▶ **WHAT THE TASK ASKS**: Omit every picture and return the rest of the data unaltered.

— begin DATASET RECORDS —

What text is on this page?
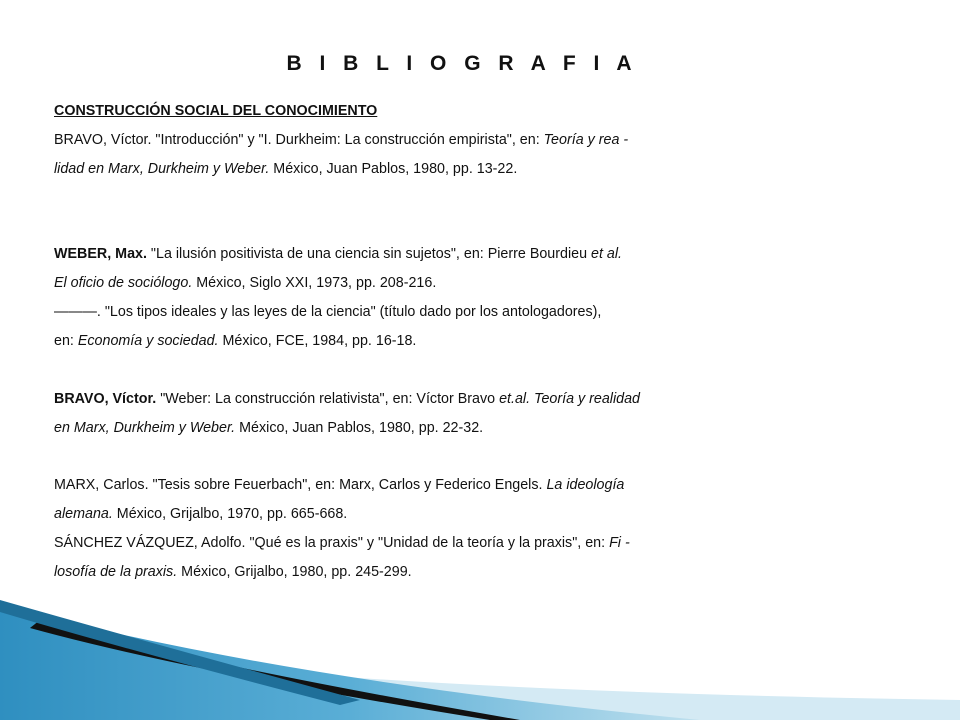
B I B L I O G R A F I A

CONSTRUCCIÓN SOCIAL DEL CONOCIMIENTO

BRAVO, Víctor. "Introducción" y "I. Durkheim: La construcción empirista", en: Teoría y rea -

lidad en Marx, Durkheim y Weber. México, Juan Pablos, 1980, pp. 13-22.

WEBER, Max. "La ilusión positivista de una ciencia sin sujetos", en: Pierre Bourdieu et al.

El oficio de sociólogo. México, Siglo XXI, 1973, pp. 208-216.

———. "Los tipos ideales y las leyes de la ciencia" (título dado por los antologadores),

en: Economía y sociedad. México, FCE, 1984, pp. 16-18.

BRAVO, Víctor. "Weber: La construcción relativista", en: Víctor Bravo et.al. Teoría y realidad

en Marx, Durkheim y Weber. México, Juan Pablos, 1980, pp. 22-32.

MARX, Carlos. "Tesis sobre Feuerbach", en: Marx, Carlos y Federico Engels. La ideología

alemana. México, Grijalbo, 1970, pp. 665-668.

SÁNCHEZ VÁZQUEZ, Adolfo. "Qué es la praxis" y "Unidad de la teoría y la praxis", en: Fi -

losofía de la praxis. México, Grijalbo, 1980, pp. 245-299.
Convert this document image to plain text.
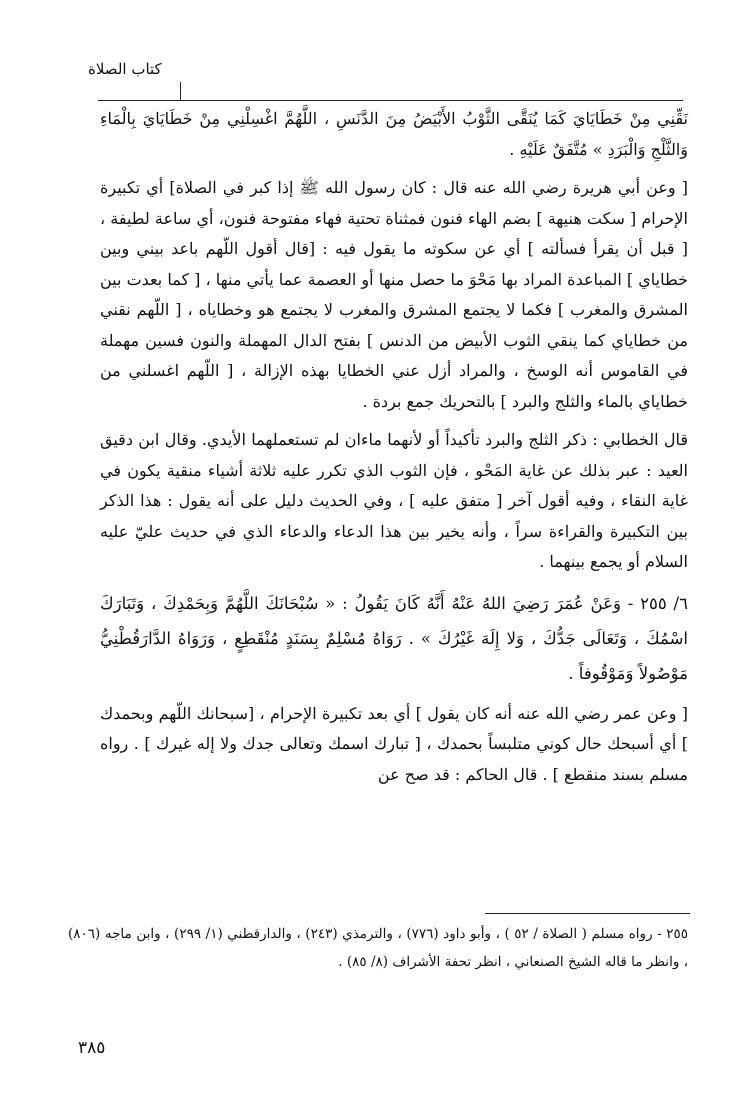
كتاب الصلاة

نَقِّنِي مِنْ خَطَايَايَ كَمَا يُنَقَّى الثَّوْبُ الأَبْيَضُ مِنَ الدَّنَسِ ، اللَّهُمَّ اغْسِلْنِي مِنْ خَطَايَايَ بِالْمَاءِ وَالثَّلْجِ وَالْبَرَدِ » مُتَّفَقٌ عَلَيْهِ .

[ وعن أبي هريرة رضي الله عنه قال : كان رسول الله ﷺ إذا كبر في الصلاة] أي تكبيرة الإحرام [ سكت هنيهة ] بضم الهاء فنون فمثناة تحتية فهاء مفتوحة فنون، أي ساعة لطيفة ، [ قبل أن يقرأ فسألته ] أي عن سكوته ما يقول فيه : [قال أقول اللّهم باعد بيني وبين خطاياي ] المباعدة المراد بها مَحْوَ ما حصل منها أو العصمة عما يأتي منها ، [ كما بعدت بين المشرق والمغرب ] فكما لا يجتمع المشرق والمغرب لا يجتمع هو وخطاياه ، [ اللّهم نقني من خطاياي كما ينقي الثوب الأبيض من الدنس ] بفتح الدال المهملة والنون فسين مهملة في القاموس أنه الوسخ ، والمراد أزل عني الخطايا بهذه الإزالة ، [ اللّهم اغسلني من خطاياي بالماء والثلج والبرد ] بالتحريك جمع بردة .

قال الخطابي : ذكر الثلج والبرد تأكيداً أو لأنهما ماءان لم تستعملهما الأيدي. وقال ابن دقيق العيد : عبر بذلك عن غاية المَحْو ، فإن الثوب الذي تكرر عليه ثلاثة أشياء منقية يكون في غاية النقاء ، وفيه أقول آخر [ متفق عليه ] ، وفي الحديث دليل على أنه يقول : هذا الذكر بين التكبيرة والقراءة سراً ، وأنه يخير بين هذا الدعاء والدعاء الذي في حديث عليّ عليه السلام أو يجمع بينهما .

٦/ ٢٥٥ - وَعَنْ عُمَرَ رَضِيَ اللهُ عَنْهُ أَنَّهُ كَانَ يَقُولُ : « سُبْحَانَكَ اللَّهُمَّ وَبِحَمْدِكَ ، وَتَبَارَكَ اسْمُكَ ، وَتَعَالَى جَدُّكَ ، وَلا إِلَهَ غَيْرُكَ » . رَوَاهُ مُسْلِمٌ بِسَنَدٍ مُنْقَطِعٍ ، وَرَوَاهُ الدَّارَقُطْنِيُّ مَوْصُولاً وَمَوْقُوفاً .

[ وعن عمر رضي الله عنه أنه كان يقول ] أي بعد تكبيرة الإحرام ، [سبحانك اللّهم وبحمدك ] أي أسبحك حال كوني متلبساً بحمدك ، [ تبارك اسمك وتعالى جدك ولا إله غيرك ] . رواه مسلم بسند منقطع ] . قال الحاكم : قد صح عن

٢٥٥ - رواه مسلم ( الصلاة / ٥٢ ) ، وأبو داود (٧٧٦) ، والترمذي (٢٤٣) ، والدارقطني (١/ ٢٩٩) ، وابن ماجه (٨٠٦) ، وانظر ما قاله الشيخ الصنعاني ، انظر تحفة الأشراف (٨/ ٨٥) .

٣٨٥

— end DATASET RECORDS —

▶ **RESULT FOR THIS EXERCISE**:
What text is on this page?
B I B L I O G R A F I A

CONSTRUCCIÓN SOCIAL DEL CONOCIMIENTO

BRAVO, Víctor. "Introducción" y "I. Durkheim: La construcción empirista", en: Teoría y rea -

lidad en Marx, Durkheim y Weber. México, Juan Pablos, 1980, pp. 13-22.

WEBER, Max. "La ilusión positivista de una ciencia sin sujetos", en: Pierre Bourdieu et al.

El oficio de sociólogo. México, Siglo XXI, 1973, pp. 208-216.

———. "Los tipos ideales y las leyes de la ciencia" (título dado por los antologadores),

en: Economía y sociedad. México, FCE, 1984, pp. 16-18.

BRAVO, Víctor. "Weber: La construcción relativista", en: Víctor Bravo et.al. Teoría y realidad

en Marx, Durkheim y Weber. México, Juan Pablos, 1980, pp. 22-32.

MARX, Carlos. "Tesis sobre Feuerbach", en: Marx, Carlos y Federico Engels. La ideología

alemana. México, Grijalbo, 1970, pp. 665-668.

SÁNCHEZ VÁZQUEZ, Adolfo. "Qué es la praxis" y "Unidad de la teoría y la praxis", en: Fi -

losofía de la praxis. México, Grijalbo, 1980, pp. 245-299.
Convert this document image to plain text.
كتاب الصلاة

نَقِّنِي مِنْ خَطَايَايَ كَمَا يُنَقَّى الثَّوْبُ الأَبْيَضُ مِنَ الدَّنَسِ ، اللَّهُمَّ اغْسِلْنِي مِنْ خَطَايَايَ بِالْمَاءِ وَالثَّلْجِ وَالْبَرَدِ » مُتَّفَقٌ عَلَيْهِ .

[ وعن أبي هريرة رضي الله عنه قال : كان رسول الله ﷺ إذا كبر في الصلاة] أي تكبيرة الإحرام [ سكت هنيهة ] بضم الهاء فنون فمثناة تحتية فهاء مفتوحة فنون، أي ساعة لطيفة ، [ قبل أن يقرأ فسألته ] أي عن سكوته ما يقول فيه : [قال أقول اللّهم باعد بيني وبين خطاياي ] المباعدة المراد بها مَحْوَ ما حصل منها أو العصمة عما يأتي منها ، [ كما بعدت بين المشرق والمغرب ] فكما لا يجتمع المشرق والمغرب لا يجتمع هو وخطاياه ، [ اللّهم نقني من خطاياي كما ينقي الثوب الأبيض من الدنس ] بفتح الدال المهملة والنون فسين مهملة في القاموس أنه الوسخ ، والمراد أزل عني الخطايا بهذه الإزالة ، [ اللّهم اغسلني من خطاياي بالماء والثلج والبرد ] بالتحريك جمع بردة .

قال الخطابي : ذكر الثلج والبرد تأكيداً أو لأنهما ماءان لم تستعملهما الأيدي. وقال ابن دقيق العيد : عبر بذلك عن غاية المَحْو ، فإن الثوب الذي تكرر عليه ثلاثة أشياء منقية يكون في غاية النقاء ، وفيه أقول آخر [ متفق عليه ] ، وفي الحديث دليل على أنه يقول : هذا الذكر بين التكبيرة والقراءة سراً ، وأنه يخير بين هذا الدعاء والدعاء الذي في حديث عليّ عليه السلام أو يجمع بينهما .

٦/ ٢٥٥ - وَعَنْ عُمَرَ رَضِيَ اللهُ عَنْهُ أَنَّهُ كَانَ يَقُولُ : « سُبْحَانَكَ اللَّهُمَّ وَبِحَمْدِكَ ، وَتَبَارَكَ اسْمُكَ ، وَتَعَالَى جَدُّكَ ، وَلا إِلَهَ غَيْرُكَ » . رَوَاهُ مُسْلِمٌ بِسَنَدٍ مُنْقَطِعٍ ، وَرَوَاهُ الدَّارَقُطْنِيُّ مَوْصُولاً وَمَوْقُوفاً .

[ وعن عمر رضي الله عنه أنه كان يقول ] أي بعد تكبيرة الإحرام ، [سبحانك اللّهم وبحمدك ] أي أسبحك حال كوني متلبساً بحمدك ، [ تبارك اسمك وتعالى جدك ولا إله غيرك ] . رواه مسلم بسند منقطع ] . قال الحاكم : قد صح عن

٢٥٥ - رواه مسلم ( الصلاة / ٥٢ ) ، وأبو داود (٧٧٦) ، والترمذي (٢٤٣) ، والدارقطني (١/ ٢٩٩) ، وابن ماجه (٨٠٦) ، وانظر ما قاله الشيخ الصنعاني ، انظر تحفة الأشراف (٨/ ٨٥) .

٣٨٥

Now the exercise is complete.